> _MATERIALS PROVIDED_
== == ==

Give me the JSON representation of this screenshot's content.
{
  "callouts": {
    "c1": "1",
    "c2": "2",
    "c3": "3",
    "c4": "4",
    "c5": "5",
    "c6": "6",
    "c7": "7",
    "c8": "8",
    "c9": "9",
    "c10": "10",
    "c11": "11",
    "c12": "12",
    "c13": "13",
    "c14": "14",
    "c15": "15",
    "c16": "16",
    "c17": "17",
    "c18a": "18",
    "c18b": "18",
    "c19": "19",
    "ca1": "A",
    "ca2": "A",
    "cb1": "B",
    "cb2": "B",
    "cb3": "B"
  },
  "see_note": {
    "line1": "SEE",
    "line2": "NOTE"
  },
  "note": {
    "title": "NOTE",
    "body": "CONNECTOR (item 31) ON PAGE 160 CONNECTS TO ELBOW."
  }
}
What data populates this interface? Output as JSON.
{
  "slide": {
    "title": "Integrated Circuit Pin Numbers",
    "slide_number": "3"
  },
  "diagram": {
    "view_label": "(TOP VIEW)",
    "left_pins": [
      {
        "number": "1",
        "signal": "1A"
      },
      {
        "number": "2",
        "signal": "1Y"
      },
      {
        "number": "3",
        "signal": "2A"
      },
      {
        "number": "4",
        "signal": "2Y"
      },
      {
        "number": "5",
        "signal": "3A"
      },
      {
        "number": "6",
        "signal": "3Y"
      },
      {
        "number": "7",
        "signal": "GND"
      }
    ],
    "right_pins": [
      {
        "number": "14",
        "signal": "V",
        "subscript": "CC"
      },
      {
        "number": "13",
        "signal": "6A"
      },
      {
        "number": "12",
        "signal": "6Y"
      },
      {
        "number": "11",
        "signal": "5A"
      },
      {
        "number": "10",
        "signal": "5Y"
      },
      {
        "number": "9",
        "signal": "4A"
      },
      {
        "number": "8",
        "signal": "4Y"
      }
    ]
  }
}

== == ==

> _EXERCISE DETAILS_
Take the entries above and transcribe them exactly.

> _EXERCISE SOLUTION_
Give me the JSON representation of this screenshot's content.
{
  "callouts": {
    "c1": "1",
    "c2": "2",
    "c3": "3",
    "c4": "4",
    "c5": "5",
    "c6": "6",
    "c7": "7",
    "c8": "8",
    "c9": "9",
    "c10": "10",
    "c11": "11",
    "c12": "12",
    "c13": "13",
    "c14": "14",
    "c15": "15",
    "c16": "16",
    "c17": "17",
    "c18a": "18",
    "c18b": "18",
    "c19": "19",
    "ca1": "A",
    "ca2": "A",
    "cb1": "B",
    "cb2": "B",
    "cb3": "B"
  },
  "see_note": {
    "line1": "SEE",
    "line2": "NOTE"
  },
  "note": {
    "title": "NOTE",
    "body": "CONNECTOR (item 31) ON PAGE 160 CONNECTS TO ELBOW."
  }
}
What data populates this interface? Output as JSON.
{
  "slide": {
    "title": "Integrated Circuit Pin Numbers",
    "slide_number": "3"
  },
  "diagram": {
    "view_label": "(TOP VIEW)",
    "left_pins": [
      {
        "number": "1",
        "signal": "1A"
      },
      {
        "number": "2",
        "signal": "1Y"
      },
      {
        "number": "3",
        "signal": "2A"
      },
      {
        "number": "4",
        "signal": "2Y"
      },
      {
        "number": "5",
        "signal": "3A"
      },
      {
        "number": "6",
        "signal": "3Y"
      },
      {
        "number": "7",
        "signal": "GND"
      }
    ],
    "right_pins": [
      {
        "number": "14",
        "signal": "V",
        "subscript": "CC"
      },
      {
        "number": "13",
        "signal": "6A"
      },
      {
        "number": "12",
        "signal": "6Y"
      },
      {
        "number": "11",
        "signal": "5A"
      },
      {
        "number": "10",
        "signal": "5Y"
      },
      {
        "number": "9",
        "signal": "4A"
      },
      {
        "number": "8",
        "signal": "4Y"
      }
    ]
  }
}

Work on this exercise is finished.